- _Task details_:
Copy all lines below exactly as written. Leave pictures out.

- _Input data_:
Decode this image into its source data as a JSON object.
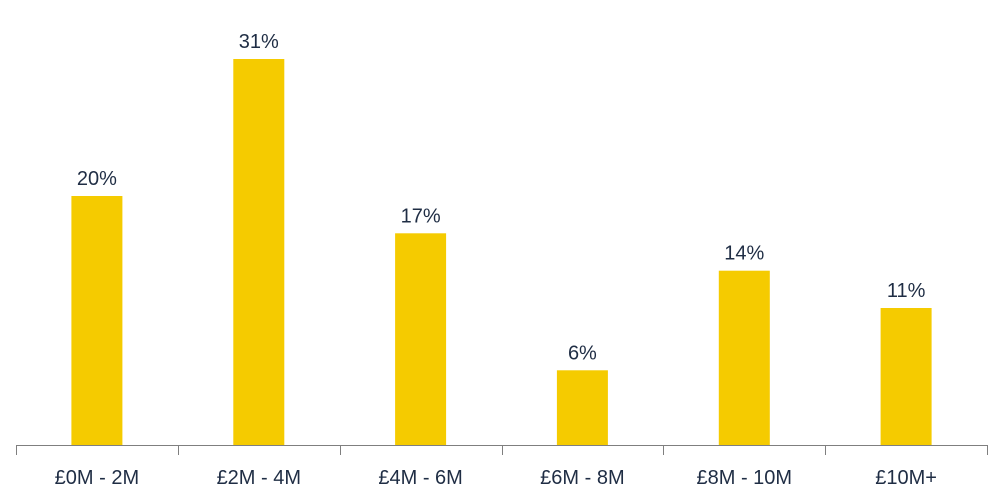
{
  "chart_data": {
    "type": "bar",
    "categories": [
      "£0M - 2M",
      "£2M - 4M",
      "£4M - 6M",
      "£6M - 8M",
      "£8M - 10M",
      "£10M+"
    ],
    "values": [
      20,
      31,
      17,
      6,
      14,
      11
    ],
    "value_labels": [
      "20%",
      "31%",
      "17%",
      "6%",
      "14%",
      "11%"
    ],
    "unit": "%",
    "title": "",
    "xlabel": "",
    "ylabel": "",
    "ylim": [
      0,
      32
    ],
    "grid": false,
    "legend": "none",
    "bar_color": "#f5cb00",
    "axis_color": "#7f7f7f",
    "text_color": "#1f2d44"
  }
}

- _Exercise answer_:
Decode this image into its source data as a JSON object.
{
  "chart_data": {
    "type": "bar",
    "categories": [
      "£0M - 2M",
      "£2M - 4M",
      "£4M - 6M",
      "£6M - 8M",
      "£8M - 10M",
      "£10M+"
    ],
    "values": [
      20,
      31,
      17,
      6,
      14,
      11
    ],
    "value_labels": [
      "20%",
      "31%",
      "17%",
      "6%",
      "14%",
      "11%"
    ],
    "unit": "%",
    "title": "",
    "xlabel": "",
    "ylabel": "",
    "ylim": [
      0,
      32
    ],
    "grid": false,
    "legend": "none",
    "bar_color": "#f5cb00",
    "axis_color": "#7f7f7f",
    "text_color": "#1f2d44"
  }
}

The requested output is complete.